** BEGIN Data for the task **

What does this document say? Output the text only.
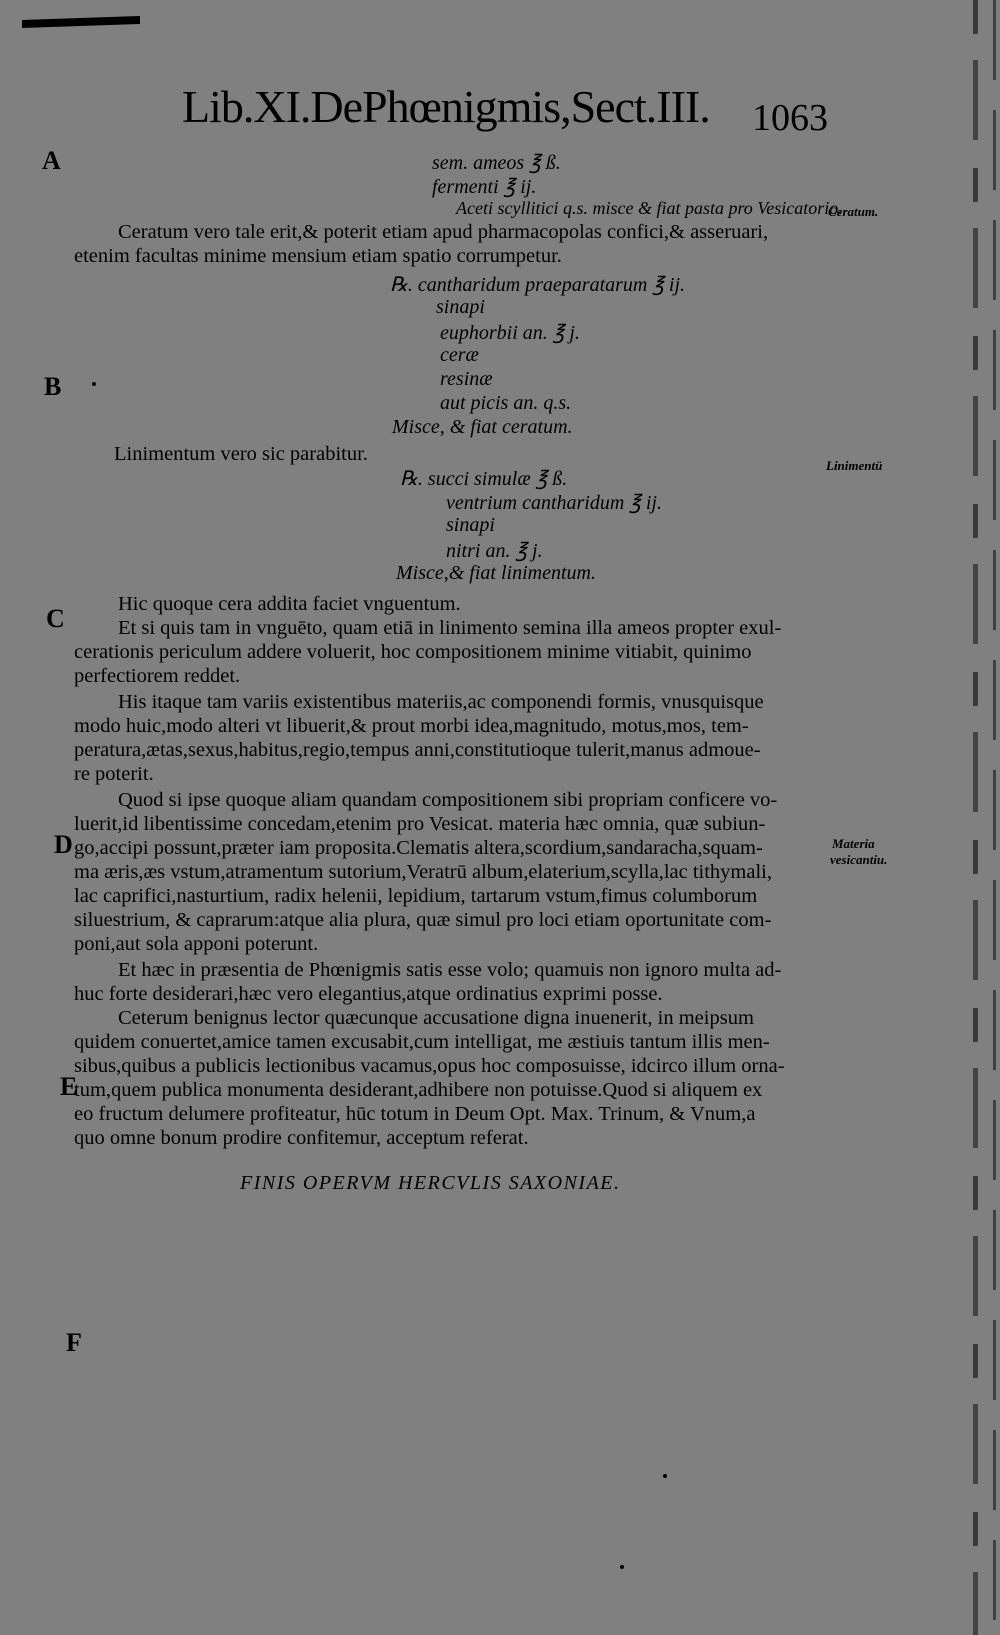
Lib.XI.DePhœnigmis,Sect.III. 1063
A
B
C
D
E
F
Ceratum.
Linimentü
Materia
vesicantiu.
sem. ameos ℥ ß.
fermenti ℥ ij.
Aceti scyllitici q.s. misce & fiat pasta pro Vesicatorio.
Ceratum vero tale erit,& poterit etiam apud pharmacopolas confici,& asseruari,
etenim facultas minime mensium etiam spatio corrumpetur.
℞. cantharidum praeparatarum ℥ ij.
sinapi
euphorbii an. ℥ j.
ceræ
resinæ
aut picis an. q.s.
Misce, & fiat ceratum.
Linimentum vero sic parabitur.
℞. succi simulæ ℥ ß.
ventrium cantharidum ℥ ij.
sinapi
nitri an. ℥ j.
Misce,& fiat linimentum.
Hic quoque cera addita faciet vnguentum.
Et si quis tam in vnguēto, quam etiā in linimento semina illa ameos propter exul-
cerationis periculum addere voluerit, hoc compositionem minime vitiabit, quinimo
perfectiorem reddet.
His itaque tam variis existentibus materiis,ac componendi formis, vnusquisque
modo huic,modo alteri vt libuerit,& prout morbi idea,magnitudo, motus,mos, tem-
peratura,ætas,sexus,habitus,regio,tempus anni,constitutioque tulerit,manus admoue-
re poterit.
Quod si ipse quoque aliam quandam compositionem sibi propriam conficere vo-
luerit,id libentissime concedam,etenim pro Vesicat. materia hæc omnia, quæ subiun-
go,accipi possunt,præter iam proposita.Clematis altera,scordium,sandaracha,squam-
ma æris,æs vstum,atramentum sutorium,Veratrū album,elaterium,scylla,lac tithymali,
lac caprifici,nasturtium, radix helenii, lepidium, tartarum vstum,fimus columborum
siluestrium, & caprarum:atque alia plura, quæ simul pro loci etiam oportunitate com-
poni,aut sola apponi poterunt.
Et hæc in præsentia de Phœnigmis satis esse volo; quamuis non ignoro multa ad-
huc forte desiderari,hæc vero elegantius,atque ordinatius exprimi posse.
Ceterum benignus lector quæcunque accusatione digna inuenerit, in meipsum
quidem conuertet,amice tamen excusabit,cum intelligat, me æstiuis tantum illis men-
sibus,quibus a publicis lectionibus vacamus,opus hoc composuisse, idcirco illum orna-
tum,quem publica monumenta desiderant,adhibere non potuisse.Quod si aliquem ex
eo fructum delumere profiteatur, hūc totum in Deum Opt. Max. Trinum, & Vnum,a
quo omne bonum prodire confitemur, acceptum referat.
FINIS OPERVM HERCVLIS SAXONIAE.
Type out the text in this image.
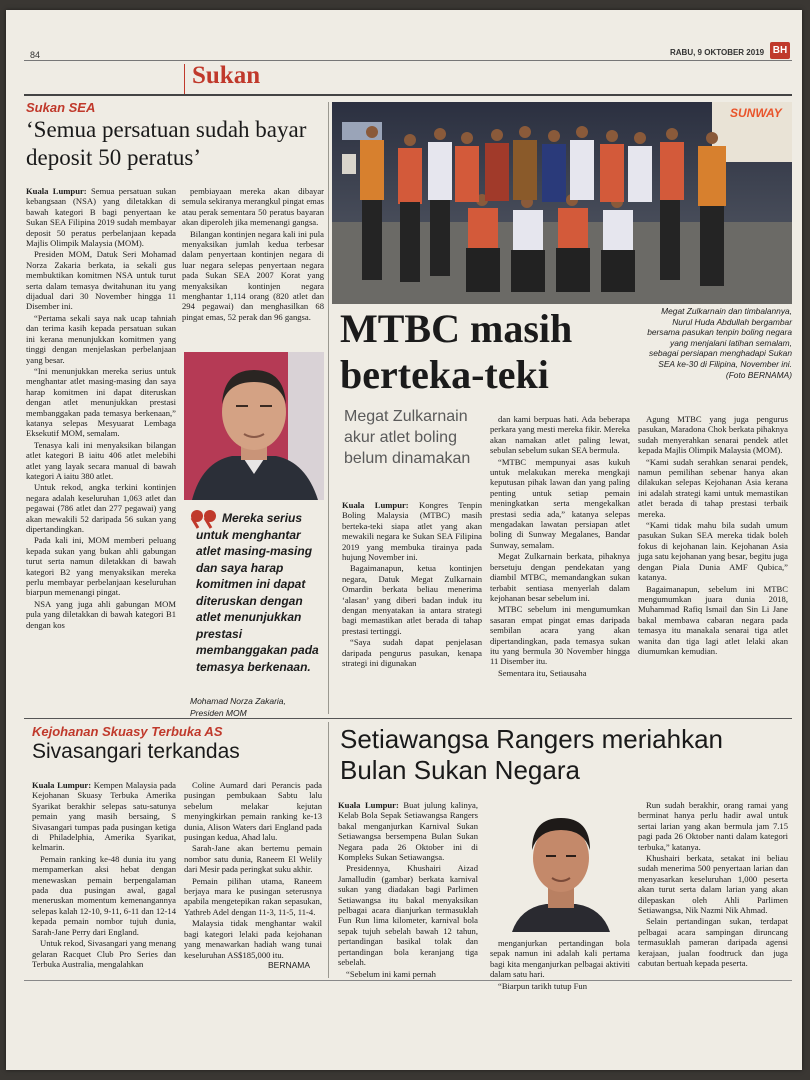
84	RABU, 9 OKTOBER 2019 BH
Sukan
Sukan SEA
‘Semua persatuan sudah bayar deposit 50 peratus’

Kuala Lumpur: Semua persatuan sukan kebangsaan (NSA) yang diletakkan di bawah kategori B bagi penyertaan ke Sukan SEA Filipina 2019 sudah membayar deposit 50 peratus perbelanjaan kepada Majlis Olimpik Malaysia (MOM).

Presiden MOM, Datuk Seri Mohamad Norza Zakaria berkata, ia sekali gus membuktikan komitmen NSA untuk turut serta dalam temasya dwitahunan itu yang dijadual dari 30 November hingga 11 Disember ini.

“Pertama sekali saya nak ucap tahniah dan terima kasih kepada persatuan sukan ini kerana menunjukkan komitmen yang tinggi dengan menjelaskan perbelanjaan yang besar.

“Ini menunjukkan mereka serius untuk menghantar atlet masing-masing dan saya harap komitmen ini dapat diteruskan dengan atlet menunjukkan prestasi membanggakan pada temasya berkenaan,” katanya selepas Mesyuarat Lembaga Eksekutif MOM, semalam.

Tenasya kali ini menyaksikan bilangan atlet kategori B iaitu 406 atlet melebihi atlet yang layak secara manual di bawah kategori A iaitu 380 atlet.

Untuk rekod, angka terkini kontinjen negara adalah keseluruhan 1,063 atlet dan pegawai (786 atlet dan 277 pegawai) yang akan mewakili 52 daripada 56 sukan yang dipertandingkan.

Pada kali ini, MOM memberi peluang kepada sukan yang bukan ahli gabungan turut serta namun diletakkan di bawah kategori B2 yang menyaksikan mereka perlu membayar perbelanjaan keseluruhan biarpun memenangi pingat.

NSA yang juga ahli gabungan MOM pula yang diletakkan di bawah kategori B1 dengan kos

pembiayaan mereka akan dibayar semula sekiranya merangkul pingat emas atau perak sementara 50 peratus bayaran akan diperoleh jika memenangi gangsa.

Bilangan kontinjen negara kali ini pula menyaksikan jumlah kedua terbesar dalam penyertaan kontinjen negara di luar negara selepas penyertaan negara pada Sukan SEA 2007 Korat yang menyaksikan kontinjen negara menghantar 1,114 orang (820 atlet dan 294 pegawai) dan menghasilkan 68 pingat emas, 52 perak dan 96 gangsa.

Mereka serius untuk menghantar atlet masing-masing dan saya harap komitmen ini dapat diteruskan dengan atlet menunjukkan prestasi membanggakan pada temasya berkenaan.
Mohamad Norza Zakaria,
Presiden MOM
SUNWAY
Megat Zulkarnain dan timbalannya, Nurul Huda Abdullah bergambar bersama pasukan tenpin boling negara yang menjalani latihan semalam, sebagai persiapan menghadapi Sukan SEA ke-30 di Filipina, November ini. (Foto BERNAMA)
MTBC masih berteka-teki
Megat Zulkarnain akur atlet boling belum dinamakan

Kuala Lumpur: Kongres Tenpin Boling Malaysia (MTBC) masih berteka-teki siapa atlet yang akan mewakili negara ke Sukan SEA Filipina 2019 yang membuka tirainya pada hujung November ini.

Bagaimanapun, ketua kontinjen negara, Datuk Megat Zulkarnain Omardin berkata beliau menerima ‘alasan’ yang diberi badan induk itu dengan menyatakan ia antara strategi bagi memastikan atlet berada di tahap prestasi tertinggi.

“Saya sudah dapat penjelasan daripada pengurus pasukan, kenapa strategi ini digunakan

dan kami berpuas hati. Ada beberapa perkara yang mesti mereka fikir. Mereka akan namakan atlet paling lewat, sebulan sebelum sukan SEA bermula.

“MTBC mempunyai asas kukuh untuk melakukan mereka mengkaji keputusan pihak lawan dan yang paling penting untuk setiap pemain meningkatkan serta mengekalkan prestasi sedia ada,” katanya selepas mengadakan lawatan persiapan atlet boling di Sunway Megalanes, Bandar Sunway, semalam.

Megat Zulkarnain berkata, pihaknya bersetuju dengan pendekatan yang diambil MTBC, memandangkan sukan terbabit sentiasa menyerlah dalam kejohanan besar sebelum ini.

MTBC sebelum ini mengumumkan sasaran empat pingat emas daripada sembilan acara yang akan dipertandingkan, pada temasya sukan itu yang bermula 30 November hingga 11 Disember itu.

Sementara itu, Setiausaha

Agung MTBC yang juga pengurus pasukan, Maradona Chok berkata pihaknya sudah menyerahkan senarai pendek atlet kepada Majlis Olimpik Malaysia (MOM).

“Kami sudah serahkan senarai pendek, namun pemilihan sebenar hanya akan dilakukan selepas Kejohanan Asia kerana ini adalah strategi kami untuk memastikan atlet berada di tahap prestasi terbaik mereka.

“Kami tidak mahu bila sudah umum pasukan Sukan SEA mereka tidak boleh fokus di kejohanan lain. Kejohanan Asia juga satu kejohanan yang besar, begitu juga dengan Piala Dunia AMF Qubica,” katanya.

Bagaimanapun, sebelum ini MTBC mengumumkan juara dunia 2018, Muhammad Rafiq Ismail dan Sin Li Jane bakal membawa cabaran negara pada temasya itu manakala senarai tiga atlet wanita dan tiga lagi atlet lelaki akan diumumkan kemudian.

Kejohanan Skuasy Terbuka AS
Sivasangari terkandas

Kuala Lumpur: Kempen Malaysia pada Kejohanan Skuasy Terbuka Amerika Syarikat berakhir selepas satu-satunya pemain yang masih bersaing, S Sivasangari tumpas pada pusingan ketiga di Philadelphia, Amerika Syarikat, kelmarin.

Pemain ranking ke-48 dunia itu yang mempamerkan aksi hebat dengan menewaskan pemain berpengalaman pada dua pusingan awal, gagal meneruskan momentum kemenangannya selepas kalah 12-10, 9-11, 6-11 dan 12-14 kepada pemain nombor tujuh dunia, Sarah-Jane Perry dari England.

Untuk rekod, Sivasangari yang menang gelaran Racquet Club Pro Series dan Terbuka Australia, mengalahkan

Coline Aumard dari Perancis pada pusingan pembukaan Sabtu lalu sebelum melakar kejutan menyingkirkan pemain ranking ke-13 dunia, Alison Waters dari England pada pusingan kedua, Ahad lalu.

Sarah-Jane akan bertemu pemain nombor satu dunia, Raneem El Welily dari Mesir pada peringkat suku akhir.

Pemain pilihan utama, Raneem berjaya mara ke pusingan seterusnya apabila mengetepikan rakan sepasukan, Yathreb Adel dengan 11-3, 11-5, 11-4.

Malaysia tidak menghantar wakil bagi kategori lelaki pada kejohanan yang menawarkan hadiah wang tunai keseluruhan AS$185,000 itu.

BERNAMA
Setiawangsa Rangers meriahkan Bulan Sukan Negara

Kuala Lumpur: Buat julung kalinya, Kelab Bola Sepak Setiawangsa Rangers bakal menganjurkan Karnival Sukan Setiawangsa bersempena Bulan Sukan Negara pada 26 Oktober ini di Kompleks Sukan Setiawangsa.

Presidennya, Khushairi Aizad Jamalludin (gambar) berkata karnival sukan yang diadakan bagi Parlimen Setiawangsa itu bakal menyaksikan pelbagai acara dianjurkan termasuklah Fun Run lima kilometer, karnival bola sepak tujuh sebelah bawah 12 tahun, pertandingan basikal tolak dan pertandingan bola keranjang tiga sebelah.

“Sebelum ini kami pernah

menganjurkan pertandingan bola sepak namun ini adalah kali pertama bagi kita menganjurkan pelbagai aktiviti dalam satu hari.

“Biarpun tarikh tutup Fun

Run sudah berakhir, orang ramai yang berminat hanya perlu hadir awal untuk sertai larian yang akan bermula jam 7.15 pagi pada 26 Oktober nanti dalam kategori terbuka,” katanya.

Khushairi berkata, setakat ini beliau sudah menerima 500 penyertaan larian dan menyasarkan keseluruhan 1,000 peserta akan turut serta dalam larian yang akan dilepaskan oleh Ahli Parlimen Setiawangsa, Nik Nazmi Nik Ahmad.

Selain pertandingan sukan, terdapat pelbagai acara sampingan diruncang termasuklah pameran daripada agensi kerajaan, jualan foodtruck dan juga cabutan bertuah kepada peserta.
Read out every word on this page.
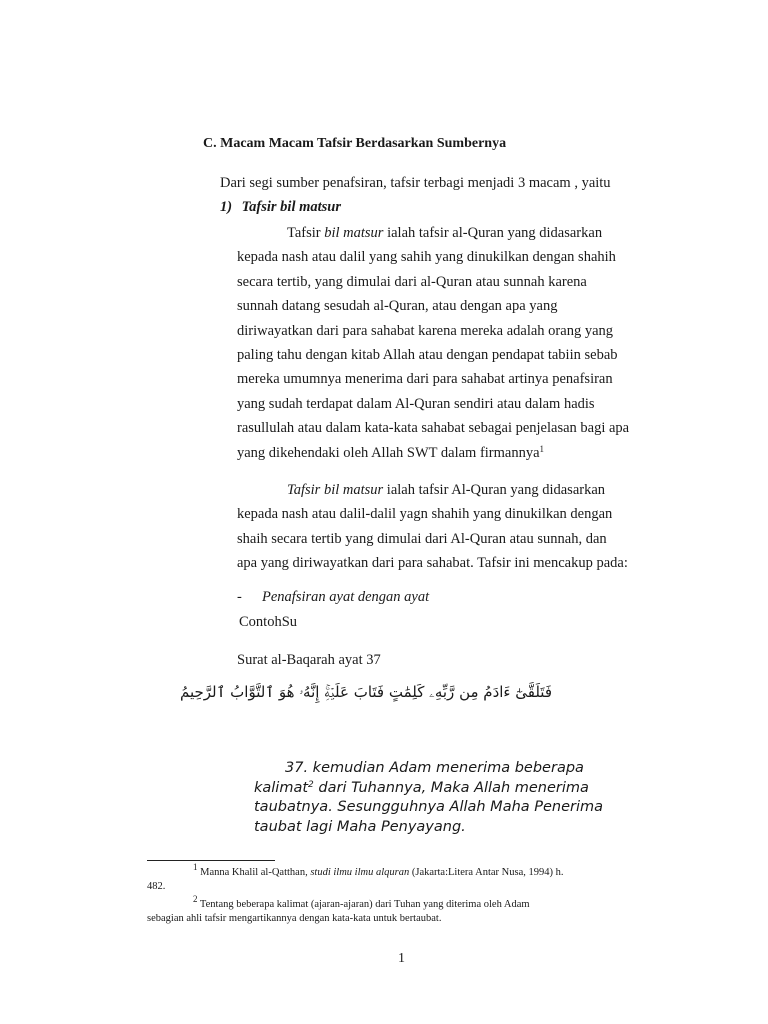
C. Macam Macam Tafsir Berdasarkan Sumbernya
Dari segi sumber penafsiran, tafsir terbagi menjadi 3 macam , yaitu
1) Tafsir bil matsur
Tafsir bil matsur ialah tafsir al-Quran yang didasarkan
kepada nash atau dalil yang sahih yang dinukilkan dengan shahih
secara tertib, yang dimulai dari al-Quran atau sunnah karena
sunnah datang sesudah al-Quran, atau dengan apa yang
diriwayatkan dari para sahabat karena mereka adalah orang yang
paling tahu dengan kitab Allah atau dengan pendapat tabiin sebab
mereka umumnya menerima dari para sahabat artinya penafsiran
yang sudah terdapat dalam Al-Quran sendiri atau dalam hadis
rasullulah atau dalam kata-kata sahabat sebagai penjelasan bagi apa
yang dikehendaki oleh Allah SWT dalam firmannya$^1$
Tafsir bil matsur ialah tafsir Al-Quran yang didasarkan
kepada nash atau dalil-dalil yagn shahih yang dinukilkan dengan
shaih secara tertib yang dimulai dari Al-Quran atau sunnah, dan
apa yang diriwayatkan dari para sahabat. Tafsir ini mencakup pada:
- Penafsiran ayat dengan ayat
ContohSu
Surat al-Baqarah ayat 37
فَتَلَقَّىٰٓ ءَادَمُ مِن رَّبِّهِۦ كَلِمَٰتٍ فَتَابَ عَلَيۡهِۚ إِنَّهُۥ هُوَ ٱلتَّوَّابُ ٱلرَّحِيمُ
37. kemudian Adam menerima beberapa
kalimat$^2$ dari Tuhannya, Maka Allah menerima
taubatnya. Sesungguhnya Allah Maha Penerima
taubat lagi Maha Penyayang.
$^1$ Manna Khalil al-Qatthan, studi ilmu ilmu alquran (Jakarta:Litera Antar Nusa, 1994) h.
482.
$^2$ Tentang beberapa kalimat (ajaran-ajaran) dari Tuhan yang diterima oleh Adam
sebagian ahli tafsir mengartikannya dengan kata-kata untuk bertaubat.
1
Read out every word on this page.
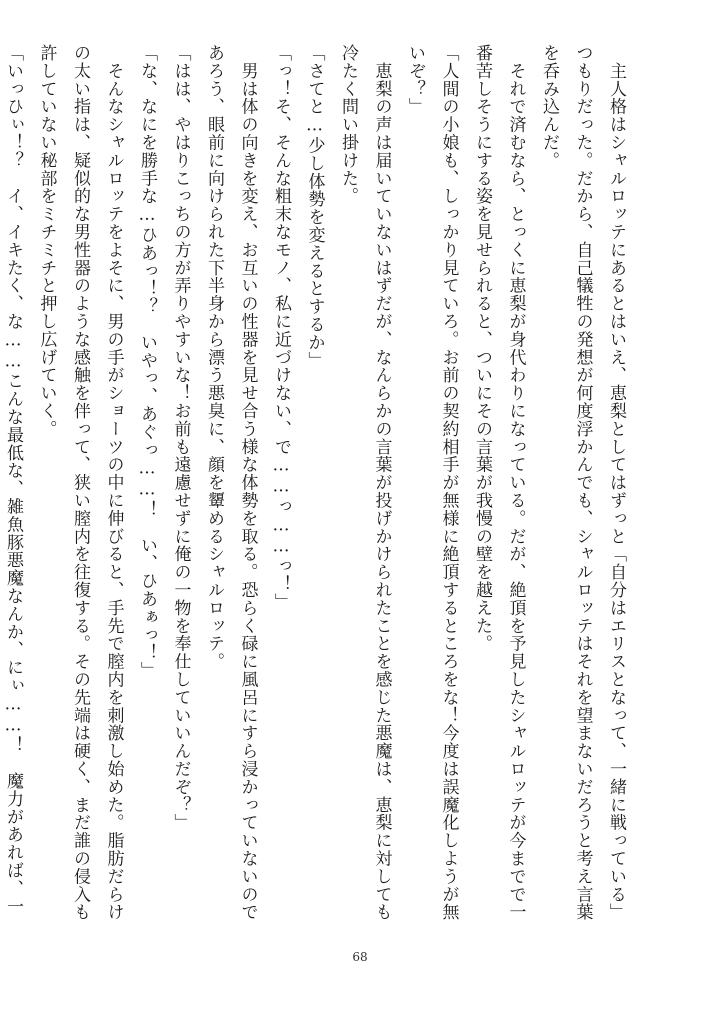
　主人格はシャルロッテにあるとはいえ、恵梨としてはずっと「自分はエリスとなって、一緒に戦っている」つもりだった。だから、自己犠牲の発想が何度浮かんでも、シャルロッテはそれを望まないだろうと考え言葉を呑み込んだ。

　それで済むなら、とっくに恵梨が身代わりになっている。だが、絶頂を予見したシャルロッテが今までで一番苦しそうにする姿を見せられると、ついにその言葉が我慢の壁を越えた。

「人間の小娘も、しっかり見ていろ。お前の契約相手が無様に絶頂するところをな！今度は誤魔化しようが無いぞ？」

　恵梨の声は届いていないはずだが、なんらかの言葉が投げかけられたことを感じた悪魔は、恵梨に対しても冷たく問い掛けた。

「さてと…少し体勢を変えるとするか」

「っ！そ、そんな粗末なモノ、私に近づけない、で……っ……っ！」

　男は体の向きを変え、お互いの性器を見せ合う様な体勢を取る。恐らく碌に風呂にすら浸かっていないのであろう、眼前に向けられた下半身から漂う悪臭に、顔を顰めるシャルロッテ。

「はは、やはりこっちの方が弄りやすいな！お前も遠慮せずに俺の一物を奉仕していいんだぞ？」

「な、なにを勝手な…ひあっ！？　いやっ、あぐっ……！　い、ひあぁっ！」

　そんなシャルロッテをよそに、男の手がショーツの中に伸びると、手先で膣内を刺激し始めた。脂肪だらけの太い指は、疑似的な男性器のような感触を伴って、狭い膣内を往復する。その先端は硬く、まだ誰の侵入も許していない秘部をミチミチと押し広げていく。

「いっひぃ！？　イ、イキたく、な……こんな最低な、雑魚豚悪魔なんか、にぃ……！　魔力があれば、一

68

** END Data for the task **

Exercise brief: Search the entries for the word "quoque" and pick out every line that holds it.

Exercise output:
Hic quoque cera addita faciet vnguentum.
Quod si ipse quoque aliam quandam compositionem sibi propriam conficere vo-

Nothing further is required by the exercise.